PROBLEM TO WORK ON: Copy out every line in which the string "statics" occurs.

▽

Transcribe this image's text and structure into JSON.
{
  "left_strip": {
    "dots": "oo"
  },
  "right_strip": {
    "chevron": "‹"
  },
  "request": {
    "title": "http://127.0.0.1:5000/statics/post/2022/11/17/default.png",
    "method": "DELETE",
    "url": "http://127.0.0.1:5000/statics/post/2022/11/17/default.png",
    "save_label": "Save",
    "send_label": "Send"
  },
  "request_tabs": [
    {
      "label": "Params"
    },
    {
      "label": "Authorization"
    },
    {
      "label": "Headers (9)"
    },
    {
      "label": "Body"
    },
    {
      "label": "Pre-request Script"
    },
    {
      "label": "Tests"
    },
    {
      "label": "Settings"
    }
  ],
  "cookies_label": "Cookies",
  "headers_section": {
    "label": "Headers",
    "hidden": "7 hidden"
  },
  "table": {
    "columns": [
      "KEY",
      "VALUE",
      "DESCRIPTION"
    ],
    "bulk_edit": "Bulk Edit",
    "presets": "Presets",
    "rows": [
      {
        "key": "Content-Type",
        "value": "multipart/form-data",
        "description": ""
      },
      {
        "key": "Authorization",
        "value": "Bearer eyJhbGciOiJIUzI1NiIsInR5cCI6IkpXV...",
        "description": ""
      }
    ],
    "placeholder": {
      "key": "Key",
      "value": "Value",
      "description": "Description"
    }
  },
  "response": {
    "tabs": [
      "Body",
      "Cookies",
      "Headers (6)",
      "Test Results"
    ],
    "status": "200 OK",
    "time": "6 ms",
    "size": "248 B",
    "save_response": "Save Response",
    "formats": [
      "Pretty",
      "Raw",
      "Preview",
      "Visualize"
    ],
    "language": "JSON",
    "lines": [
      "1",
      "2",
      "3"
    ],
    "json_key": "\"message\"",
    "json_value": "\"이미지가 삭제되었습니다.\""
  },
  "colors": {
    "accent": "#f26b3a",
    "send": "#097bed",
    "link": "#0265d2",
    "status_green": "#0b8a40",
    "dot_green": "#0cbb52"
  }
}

△

TASK RESPONSE:
    "title": "http://127.0.0.1:5000/statics/post/2022/11/17/default.png",
    "url": "http://127.0.0.1:5000/statics/post/2022/11/17/default.png",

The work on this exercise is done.